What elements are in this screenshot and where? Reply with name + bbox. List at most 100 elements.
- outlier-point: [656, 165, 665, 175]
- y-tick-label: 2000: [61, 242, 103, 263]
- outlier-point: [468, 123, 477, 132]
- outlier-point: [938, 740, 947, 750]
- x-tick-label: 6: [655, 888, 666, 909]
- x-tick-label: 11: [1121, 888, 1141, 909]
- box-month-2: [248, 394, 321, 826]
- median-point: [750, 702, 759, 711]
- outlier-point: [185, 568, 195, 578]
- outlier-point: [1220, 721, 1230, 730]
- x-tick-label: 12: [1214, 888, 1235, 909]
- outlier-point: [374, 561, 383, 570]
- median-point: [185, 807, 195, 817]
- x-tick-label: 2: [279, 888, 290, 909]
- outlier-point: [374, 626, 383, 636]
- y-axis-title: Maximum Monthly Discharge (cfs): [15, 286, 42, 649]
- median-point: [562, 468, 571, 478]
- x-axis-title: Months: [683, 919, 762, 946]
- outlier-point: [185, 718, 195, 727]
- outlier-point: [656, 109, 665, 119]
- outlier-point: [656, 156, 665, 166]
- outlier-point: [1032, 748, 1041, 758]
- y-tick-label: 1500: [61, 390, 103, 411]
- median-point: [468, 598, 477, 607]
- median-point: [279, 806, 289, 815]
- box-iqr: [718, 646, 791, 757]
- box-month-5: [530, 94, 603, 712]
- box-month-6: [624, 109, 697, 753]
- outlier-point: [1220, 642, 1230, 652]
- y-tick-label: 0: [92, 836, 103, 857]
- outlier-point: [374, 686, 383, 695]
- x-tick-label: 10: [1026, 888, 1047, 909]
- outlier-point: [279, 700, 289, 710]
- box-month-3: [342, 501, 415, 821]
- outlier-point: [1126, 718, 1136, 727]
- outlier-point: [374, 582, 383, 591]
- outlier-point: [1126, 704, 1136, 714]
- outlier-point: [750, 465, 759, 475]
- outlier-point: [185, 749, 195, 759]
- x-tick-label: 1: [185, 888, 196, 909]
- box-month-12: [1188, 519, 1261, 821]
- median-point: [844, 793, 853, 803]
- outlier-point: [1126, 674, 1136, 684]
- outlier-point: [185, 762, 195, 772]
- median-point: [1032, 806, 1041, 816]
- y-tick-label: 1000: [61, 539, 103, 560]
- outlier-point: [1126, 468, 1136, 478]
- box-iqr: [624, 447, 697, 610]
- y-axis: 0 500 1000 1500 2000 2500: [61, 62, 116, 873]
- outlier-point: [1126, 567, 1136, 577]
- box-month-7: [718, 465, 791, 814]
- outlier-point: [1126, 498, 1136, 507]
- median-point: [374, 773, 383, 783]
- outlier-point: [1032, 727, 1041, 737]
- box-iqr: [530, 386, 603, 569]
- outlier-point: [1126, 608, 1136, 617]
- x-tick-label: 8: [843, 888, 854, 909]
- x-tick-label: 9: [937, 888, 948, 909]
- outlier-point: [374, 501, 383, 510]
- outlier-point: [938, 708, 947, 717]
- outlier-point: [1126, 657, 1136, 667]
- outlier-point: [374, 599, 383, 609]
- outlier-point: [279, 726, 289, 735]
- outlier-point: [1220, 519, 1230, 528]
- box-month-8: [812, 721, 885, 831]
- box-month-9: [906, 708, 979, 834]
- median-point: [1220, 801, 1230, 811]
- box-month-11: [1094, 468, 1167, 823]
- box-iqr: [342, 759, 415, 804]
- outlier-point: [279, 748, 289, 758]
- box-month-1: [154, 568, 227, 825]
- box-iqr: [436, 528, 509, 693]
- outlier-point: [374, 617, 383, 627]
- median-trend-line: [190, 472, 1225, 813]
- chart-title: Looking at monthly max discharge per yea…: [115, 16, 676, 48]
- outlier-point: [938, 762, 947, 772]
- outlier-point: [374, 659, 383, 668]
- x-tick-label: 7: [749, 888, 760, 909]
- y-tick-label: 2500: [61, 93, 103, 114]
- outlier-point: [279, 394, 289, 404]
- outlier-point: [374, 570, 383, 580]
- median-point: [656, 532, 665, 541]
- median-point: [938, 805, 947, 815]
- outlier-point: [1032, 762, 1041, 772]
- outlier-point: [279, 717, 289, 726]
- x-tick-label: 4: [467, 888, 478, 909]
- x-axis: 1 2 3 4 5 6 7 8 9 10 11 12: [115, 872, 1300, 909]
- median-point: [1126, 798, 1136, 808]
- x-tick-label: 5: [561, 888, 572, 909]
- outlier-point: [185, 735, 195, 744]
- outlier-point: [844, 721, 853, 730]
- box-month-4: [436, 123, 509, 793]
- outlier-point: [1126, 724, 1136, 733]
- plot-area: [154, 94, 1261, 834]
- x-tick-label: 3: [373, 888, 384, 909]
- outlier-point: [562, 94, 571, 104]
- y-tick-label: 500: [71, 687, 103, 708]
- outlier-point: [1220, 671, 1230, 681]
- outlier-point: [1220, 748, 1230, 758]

----------------

* JOB: Could you output the entries above as a Markdown table with the columns Row and Line, from the start of the entries up to and including the line with "- outlier-point: [938, 740, 947, 750]"? Number each row and leave out any blank lines.

* ANSWER IN FULL:
| Row | Line |
|---|---|
| 1 | What elements are in this screenshot and where? Reply with name + bbox. List at most 100 elements. |
| 2 | - outlier-point: [656, 165, 665, 175] |
| 3 | - y-tick-label: 2000: [61, 242, 103, 263] |
| 4 | - outlier-point: [468, 123, 477, 132] |
| 5 | - outlier-point: [938, 740, 947, 750] |